┌─ Provided records

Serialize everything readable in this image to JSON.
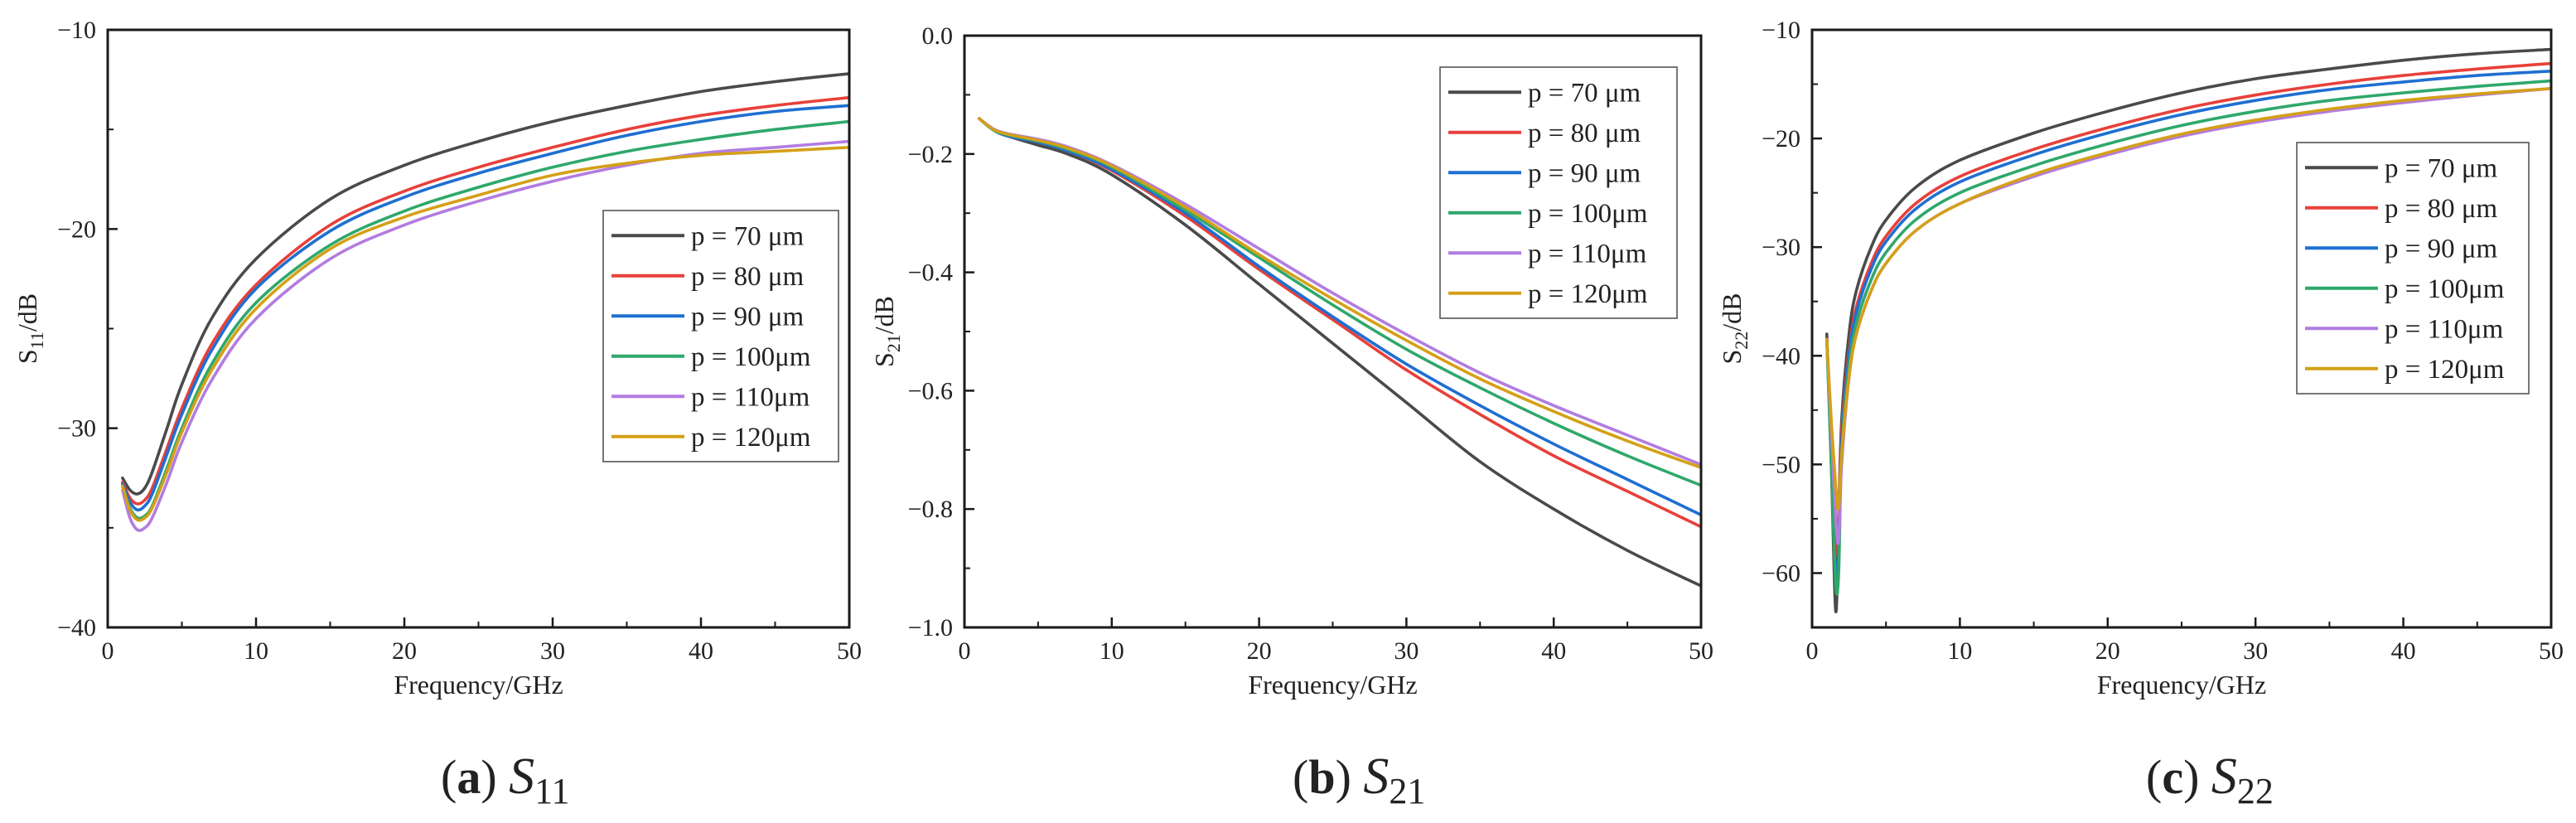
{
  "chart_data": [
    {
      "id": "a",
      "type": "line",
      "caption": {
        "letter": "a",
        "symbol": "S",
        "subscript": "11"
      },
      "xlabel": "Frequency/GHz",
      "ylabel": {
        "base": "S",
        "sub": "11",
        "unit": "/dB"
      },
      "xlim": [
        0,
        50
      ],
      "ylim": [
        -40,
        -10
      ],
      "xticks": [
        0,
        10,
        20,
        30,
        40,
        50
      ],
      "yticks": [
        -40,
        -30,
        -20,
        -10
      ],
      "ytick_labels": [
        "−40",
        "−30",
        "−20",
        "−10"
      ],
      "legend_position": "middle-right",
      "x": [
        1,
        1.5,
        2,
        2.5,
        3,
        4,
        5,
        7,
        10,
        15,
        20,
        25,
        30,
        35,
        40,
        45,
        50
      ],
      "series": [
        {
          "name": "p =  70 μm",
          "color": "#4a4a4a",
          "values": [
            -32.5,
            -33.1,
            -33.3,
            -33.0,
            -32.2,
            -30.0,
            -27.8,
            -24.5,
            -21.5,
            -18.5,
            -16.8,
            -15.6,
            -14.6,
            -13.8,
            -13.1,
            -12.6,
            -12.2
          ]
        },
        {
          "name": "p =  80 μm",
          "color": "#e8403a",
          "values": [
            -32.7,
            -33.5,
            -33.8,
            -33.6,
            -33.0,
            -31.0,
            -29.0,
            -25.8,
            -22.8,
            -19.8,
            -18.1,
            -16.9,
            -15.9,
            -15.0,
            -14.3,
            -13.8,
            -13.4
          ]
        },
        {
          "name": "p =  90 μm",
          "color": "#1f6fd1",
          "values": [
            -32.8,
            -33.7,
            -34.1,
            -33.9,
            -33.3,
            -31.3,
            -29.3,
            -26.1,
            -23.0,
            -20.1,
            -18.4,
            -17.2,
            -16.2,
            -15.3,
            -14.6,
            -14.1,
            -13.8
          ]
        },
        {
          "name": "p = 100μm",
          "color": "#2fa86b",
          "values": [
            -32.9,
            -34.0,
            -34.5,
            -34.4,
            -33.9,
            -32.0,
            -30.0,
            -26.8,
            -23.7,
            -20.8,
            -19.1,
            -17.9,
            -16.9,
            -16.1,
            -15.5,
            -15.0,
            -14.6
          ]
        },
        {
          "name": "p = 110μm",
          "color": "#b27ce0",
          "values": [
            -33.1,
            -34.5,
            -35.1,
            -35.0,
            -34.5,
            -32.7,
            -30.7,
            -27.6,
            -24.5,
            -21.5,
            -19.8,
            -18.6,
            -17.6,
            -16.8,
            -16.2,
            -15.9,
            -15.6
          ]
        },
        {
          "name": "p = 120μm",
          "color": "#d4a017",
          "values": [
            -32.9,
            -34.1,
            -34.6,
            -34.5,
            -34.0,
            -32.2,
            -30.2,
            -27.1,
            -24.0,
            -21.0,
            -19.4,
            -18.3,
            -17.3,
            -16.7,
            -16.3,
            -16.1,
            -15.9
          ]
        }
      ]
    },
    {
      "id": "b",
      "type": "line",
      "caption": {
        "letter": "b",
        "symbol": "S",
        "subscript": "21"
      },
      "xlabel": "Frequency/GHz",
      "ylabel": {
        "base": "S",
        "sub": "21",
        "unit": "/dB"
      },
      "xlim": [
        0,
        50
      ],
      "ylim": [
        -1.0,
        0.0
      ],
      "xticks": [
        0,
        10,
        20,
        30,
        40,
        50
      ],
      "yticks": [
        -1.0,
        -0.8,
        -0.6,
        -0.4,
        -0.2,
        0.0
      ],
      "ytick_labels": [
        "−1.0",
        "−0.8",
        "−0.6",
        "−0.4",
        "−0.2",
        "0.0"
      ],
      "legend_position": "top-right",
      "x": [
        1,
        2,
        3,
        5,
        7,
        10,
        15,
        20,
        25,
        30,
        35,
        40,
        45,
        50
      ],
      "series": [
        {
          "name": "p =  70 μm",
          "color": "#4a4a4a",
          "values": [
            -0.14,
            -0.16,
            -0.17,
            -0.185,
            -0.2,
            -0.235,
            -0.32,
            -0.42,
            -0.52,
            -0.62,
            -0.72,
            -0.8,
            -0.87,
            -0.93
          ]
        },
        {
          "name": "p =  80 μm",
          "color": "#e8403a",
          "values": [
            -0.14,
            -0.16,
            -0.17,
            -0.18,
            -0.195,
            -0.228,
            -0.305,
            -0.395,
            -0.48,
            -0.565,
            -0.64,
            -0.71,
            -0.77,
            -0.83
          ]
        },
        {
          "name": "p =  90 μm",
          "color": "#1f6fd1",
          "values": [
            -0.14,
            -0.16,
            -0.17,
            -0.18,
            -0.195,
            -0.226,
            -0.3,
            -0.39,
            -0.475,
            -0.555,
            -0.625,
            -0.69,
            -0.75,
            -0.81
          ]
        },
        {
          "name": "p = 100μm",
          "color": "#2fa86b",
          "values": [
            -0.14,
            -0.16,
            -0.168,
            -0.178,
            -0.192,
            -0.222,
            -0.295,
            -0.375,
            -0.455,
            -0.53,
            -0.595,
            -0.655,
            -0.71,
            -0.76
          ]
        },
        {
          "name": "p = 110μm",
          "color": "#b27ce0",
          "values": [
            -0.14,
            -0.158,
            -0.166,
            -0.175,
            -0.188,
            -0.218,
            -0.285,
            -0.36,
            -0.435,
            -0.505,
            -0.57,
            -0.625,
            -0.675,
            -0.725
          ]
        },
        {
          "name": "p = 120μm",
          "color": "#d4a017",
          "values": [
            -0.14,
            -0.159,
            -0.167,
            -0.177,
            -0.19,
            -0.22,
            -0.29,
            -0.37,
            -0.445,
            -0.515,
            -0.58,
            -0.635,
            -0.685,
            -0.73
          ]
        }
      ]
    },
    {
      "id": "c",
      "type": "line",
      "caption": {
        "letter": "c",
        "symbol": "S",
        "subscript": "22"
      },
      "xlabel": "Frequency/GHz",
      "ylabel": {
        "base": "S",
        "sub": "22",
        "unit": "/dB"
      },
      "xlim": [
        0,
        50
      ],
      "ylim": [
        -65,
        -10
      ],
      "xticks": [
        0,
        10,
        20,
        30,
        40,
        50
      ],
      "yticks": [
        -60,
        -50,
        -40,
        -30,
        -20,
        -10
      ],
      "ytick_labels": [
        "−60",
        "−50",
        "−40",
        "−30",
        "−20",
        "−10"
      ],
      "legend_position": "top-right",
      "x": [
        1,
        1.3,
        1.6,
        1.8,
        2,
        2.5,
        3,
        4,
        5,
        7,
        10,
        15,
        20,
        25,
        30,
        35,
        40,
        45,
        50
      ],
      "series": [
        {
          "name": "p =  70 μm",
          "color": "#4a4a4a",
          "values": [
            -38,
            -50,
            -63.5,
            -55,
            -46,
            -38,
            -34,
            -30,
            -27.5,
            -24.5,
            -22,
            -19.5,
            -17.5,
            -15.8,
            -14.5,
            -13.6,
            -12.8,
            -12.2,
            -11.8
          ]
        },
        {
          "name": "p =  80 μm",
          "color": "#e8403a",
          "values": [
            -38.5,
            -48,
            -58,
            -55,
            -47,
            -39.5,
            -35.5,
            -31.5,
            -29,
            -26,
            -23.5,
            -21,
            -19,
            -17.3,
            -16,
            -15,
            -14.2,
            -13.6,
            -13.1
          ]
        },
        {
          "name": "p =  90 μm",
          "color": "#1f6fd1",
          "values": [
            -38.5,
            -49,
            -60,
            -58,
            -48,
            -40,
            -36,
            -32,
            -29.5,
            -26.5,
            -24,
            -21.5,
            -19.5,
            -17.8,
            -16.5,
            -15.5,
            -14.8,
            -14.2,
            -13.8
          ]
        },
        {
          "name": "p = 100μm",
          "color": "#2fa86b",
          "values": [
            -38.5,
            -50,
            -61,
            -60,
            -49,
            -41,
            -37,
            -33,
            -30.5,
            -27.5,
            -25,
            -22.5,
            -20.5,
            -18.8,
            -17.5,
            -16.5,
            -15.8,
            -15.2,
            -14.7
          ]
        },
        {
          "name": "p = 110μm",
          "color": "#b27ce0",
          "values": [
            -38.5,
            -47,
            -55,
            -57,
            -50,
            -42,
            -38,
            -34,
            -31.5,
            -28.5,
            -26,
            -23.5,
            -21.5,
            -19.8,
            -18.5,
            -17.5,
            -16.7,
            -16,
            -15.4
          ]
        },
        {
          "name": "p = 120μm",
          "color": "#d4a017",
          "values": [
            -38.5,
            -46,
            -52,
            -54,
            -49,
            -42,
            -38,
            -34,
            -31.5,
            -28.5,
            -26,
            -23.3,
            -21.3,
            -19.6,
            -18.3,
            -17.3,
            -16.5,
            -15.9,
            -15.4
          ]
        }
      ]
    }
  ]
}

└─

Show every line from the entries above in which "subscript" appears.

        "subscript": "11"
        "subscript": "21"
        "subscript": "22"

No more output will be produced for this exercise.